Set problem:
Collect each line holding the string "title".

Records shown:

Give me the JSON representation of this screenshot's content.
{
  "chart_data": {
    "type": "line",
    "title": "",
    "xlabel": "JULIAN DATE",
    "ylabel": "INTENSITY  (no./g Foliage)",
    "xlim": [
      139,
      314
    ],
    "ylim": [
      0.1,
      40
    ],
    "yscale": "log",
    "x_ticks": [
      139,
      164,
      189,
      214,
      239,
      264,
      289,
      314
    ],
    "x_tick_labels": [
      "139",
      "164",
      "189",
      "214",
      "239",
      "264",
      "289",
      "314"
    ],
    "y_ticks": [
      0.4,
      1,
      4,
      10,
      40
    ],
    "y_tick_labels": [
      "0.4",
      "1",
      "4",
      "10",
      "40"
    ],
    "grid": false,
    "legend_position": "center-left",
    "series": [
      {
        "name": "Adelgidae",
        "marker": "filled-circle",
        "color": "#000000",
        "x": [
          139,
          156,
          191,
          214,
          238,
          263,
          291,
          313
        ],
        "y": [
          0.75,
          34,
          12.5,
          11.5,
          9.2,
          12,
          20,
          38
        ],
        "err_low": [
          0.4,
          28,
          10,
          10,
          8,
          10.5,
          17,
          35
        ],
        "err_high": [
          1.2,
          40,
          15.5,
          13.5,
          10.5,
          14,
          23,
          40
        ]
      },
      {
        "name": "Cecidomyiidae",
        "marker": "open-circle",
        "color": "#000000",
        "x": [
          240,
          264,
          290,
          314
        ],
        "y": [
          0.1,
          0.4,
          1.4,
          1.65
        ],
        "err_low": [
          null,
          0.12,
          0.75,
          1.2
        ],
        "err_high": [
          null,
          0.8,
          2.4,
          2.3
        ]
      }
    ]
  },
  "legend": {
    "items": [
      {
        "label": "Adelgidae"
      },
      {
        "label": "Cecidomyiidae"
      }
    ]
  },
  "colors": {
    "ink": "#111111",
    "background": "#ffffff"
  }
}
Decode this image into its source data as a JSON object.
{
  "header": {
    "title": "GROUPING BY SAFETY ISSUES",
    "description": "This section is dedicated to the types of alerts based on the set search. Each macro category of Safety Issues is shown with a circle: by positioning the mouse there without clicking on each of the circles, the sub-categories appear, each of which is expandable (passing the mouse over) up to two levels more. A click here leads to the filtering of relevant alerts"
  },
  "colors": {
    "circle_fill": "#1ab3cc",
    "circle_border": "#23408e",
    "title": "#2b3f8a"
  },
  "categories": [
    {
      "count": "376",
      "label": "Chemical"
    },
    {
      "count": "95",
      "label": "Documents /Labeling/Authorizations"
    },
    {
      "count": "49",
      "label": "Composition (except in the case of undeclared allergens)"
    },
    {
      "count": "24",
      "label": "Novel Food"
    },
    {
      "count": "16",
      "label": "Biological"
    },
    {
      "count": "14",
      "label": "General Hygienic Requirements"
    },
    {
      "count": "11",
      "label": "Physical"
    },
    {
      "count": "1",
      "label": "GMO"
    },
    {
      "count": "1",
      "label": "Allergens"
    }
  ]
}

Full response:
    "title": "",
    "title": "GROUPING BY SAFETY ISSUES",
    "title": "#2b3f8a"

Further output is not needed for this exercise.